What you should do:
Every line with the string "教务管理" should be gathered.

---------- Excerpted records ----------

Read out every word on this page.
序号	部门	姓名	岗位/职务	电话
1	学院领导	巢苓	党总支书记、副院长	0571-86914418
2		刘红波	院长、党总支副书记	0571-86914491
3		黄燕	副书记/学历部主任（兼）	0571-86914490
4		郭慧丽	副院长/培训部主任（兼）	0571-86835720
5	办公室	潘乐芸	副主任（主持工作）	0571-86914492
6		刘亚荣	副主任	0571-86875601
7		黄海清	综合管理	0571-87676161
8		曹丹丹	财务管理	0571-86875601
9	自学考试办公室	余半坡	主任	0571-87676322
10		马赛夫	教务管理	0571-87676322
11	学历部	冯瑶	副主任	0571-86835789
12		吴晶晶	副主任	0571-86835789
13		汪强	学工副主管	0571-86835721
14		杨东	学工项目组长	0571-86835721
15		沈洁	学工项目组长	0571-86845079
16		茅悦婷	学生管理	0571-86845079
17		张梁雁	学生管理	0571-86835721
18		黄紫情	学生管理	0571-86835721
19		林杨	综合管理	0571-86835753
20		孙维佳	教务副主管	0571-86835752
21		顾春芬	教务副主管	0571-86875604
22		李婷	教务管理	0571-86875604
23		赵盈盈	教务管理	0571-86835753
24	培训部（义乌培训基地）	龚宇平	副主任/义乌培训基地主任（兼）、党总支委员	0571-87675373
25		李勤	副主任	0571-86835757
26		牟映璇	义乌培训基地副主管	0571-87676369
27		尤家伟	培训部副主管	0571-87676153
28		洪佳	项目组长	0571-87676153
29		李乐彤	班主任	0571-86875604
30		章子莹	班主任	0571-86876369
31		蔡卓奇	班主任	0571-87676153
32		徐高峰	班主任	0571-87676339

----------

Completed task:
10		马赛夫	教务管理	0571-87676322
22		李婷	教务管理	0571-86875604
23		赵盈盈	教务管理	0571-86835753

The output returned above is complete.